= Given task =
Indicate only the number of lines in the listing below in which the word "внутренней" appears.

= Record list =
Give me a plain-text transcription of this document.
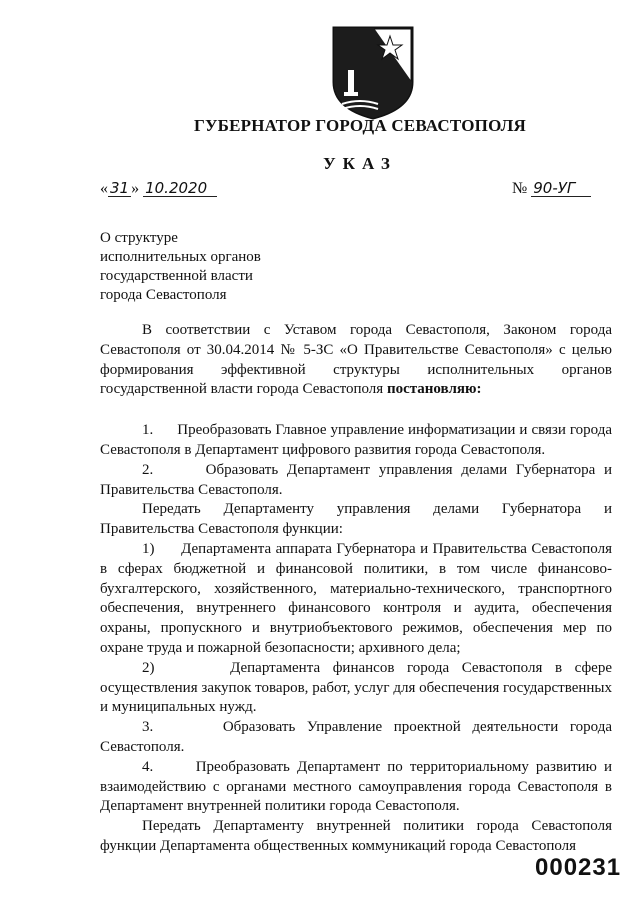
ГУБЕРНАТОР ГОРОДА СЕВАСТОПОЛЯ
УКАЗ
« 31 » 10.2020	№ 90-УГ
О структуре
исполнительных органов
государственной власти
города Севастополя

В соответствии с Уставом города Севастополя, Законом города Севастополя от 30.04.2014 № 5-ЗС «О Правительстве Севастополя» с целью формирования эффективной структуры исполнительных органов государственной власти города Севастополя постановляю:

1.      Преобразовать Главное управление информатизации и связи города Севастополя в Департамент цифрового развития города Севастополя.

2.      Образовать Департамент управления делами Губернатора и Правительства Севастополя.

Передать Департаменту управления делами Губернатора и Правительства Севастополя функции:

1)      Департамента аппарата Губернатора и Правительства Севастополя в сферах бюджетной и финансовой политики, в том числе финансово-бухгалтерского, хозяйственного, материально-технического, транспортного обеспечения, внутреннего финансового контроля и аудита, обеспечения охраны, пропускного и внутриобъектового режимов, обеспечения мер по охране труда и пожарной безопасности; архивного дела;

2)      Департамента финансов города Севастополя в сфере осуществления закупок товаров, работ, услуг для обеспечения государственных и муниципальных нужд.

3.      Образовать Управление проектной деятельности города Севастополя.

4.      Преобразовать Департамент по территориальному развитию и взаимодействию с органами местного самоуправления города Севастополя в Департамент внутренней политики города Севастополя.

Передать Департаменту внутренней политики города Севастополя функции Департамента общественных коммуникаций города Севастополя

000231
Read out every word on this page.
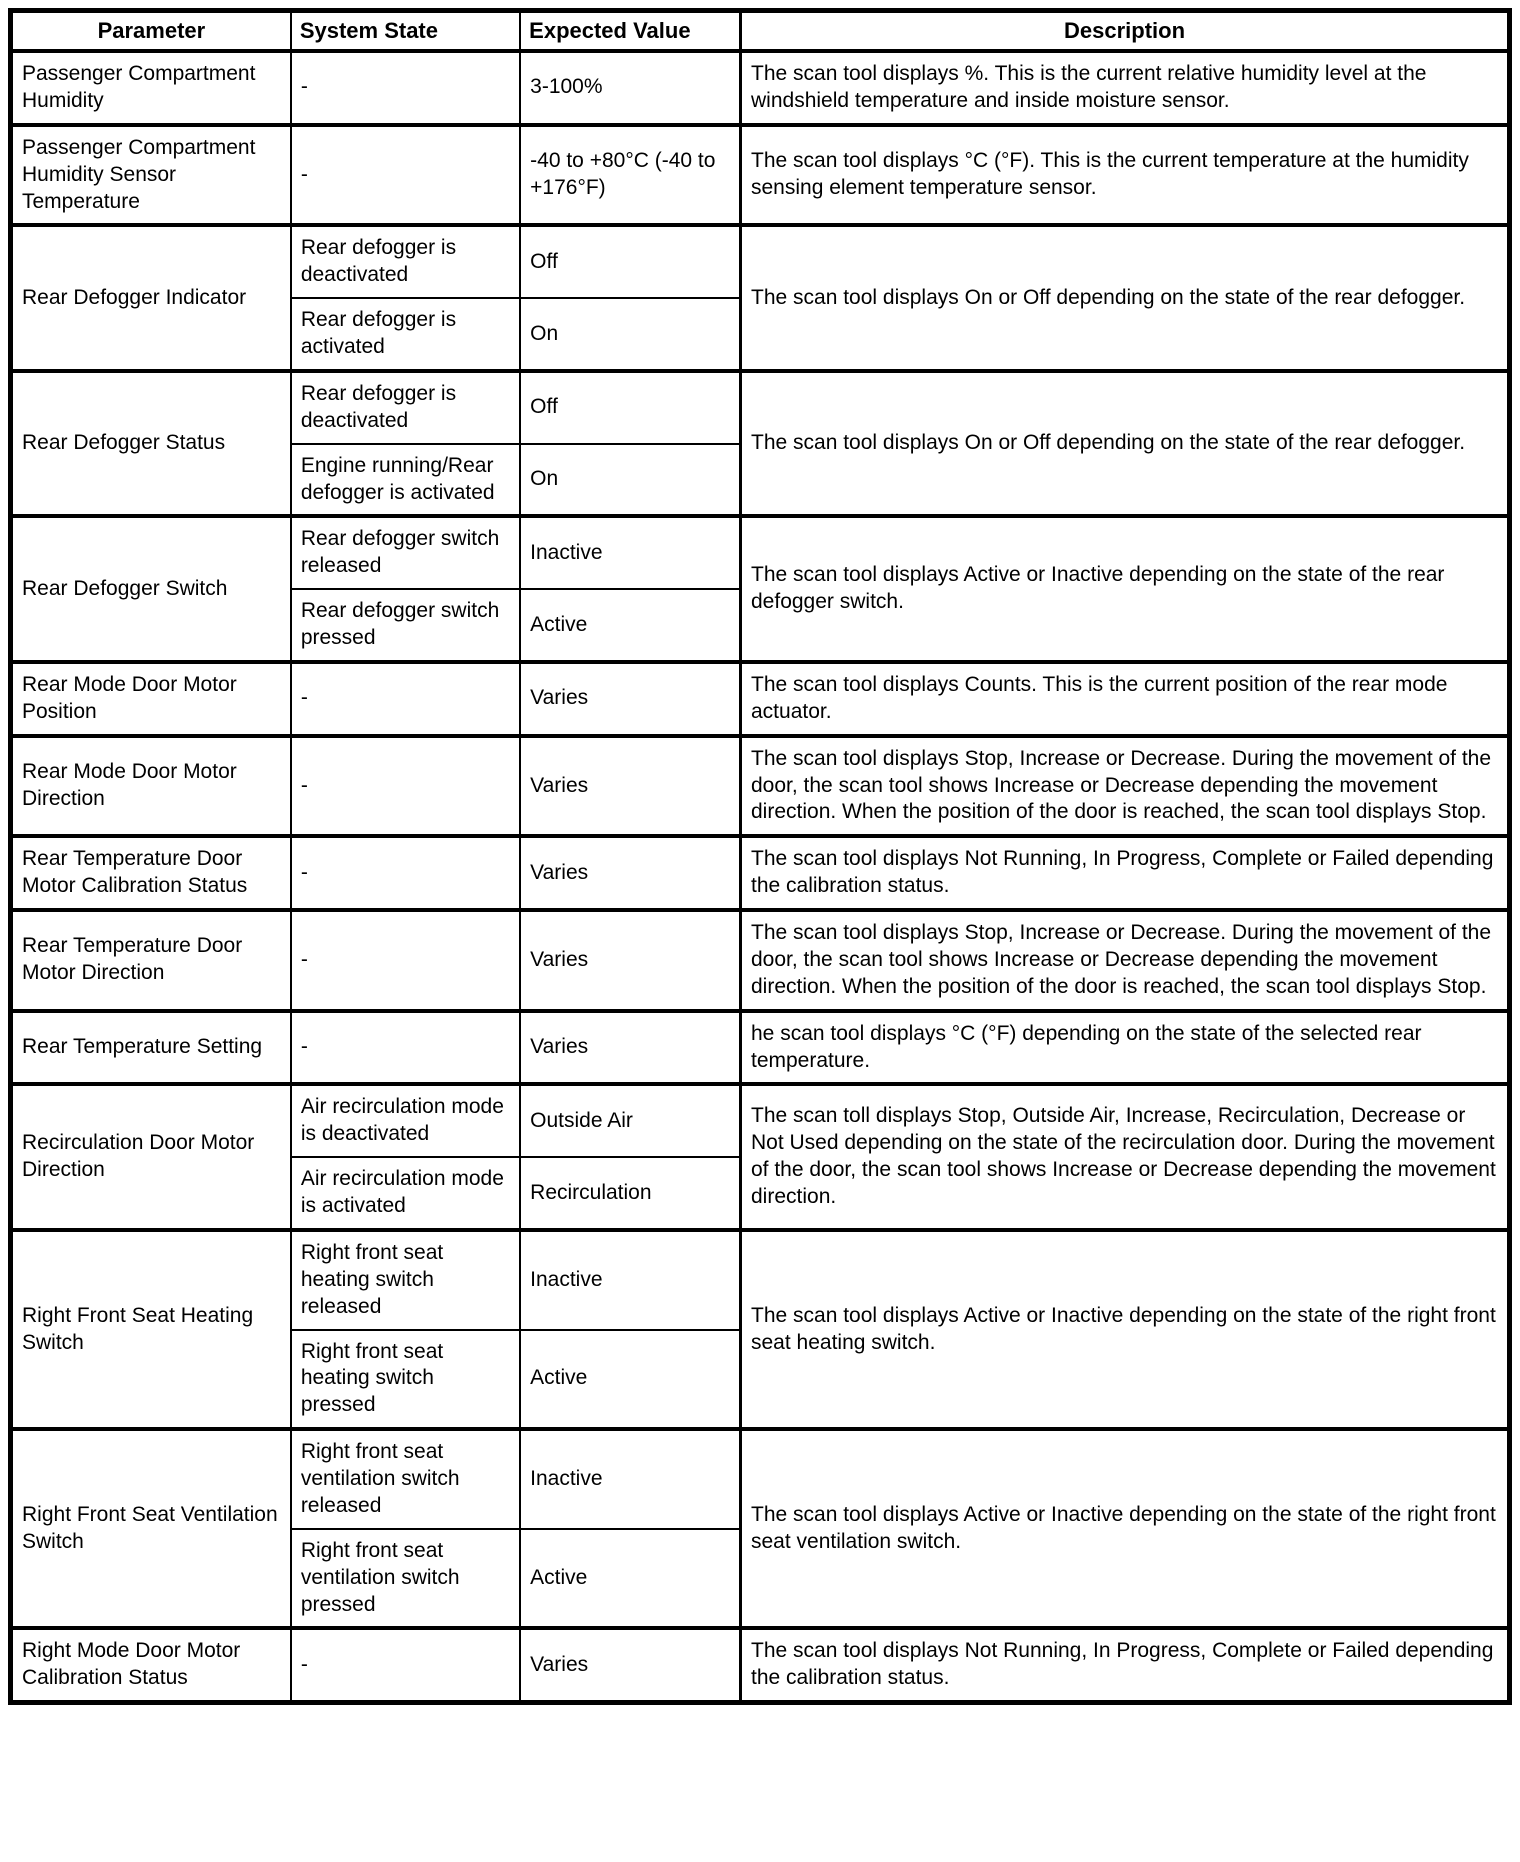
Parameter	System State	Expected Value	Description
Passenger Compartment Humidity	-	3-100%	The scan tool displays %. This is the current relative humidity level at the windshield temperature and inside moisture sensor.
Passenger Compartment Humidity Sensor Temperature	-	-40 to +80°C (-40 to +176°F)	The scan tool displays °C (°F). This is the current temperature at the humidity sensing element temperature sensor.
Rear Defogger Indicator	Rear defogger is deactivated	Off	The scan tool displays On or Off depending on the state of the rear defogger.
	Rear defogger is activated	On	
Rear Defogger Status	Rear defogger is deactivated	Off	The scan tool displays On or Off depending on the state of the rear defogger.
	Engine running/Rear defogger is activated	On	
Rear Defogger Switch	Rear defogger switch released	Inactive	The scan tool displays Active or Inactive depending on the state of the rear defogger switch.
	Rear defogger switch pressed	Active	
Rear Mode Door Motor Position	-	Varies	The scan tool displays Counts. This is the current position of the rear mode actuator.
Rear Mode Door Motor Direction	-	Varies	The scan tool displays Stop, Increase or Decrease. During the movement of the door, the scan tool shows Increase or Decrease depending the movement direction. When the position of the door is reached, the scan tool displays Stop.
Rear Temperature Door Motor Calibration Status	-	Varies	The scan tool displays Not Running, In Progress, Complete or Failed depending the calibration status.
Rear Temperature Door Motor Direction	-	Varies	The scan tool displays Stop, Increase or Decrease. During the movement of the door, the scan tool shows Increase or Decrease depending the movement direction. When the position of the door is reached, the scan tool displays Stop.
Rear Temperature Setting	-	Varies	he scan tool displays °C (°F) depending on the state of the selected rear temperature.
Recirculation Door Motor Direction	Air recirculation mode is deactivated	Outside Air	The scan toll displays Stop, Outside Air, Increase, Recirculation, Decrease or Not Used depending on the state of the recirculation door. During the movement of the door, the scan tool shows Increase or Decrease depending the movement direction.
	Air recirculation mode is activated	Recirculation	
Right Front Seat Heating Switch	Right front seat heating switch released	Inactive	The scan tool displays Active or Inactive depending on the state of the right front seat heating switch.
	Right front seat heating switch pressed	Active	
Right Front Seat Ventilation Switch	Right front seat ventilation switch released	Inactive	The scan tool displays Active or Inactive depending on the state of the right front seat ventilation switch.
	Right front seat ventilation switch pressed	Active	
Right Mode Door Motor Calibration Status	-	Varies	The scan tool displays Not Running, In Progress, Complete or Failed depending the calibration status.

= Exercise response =
2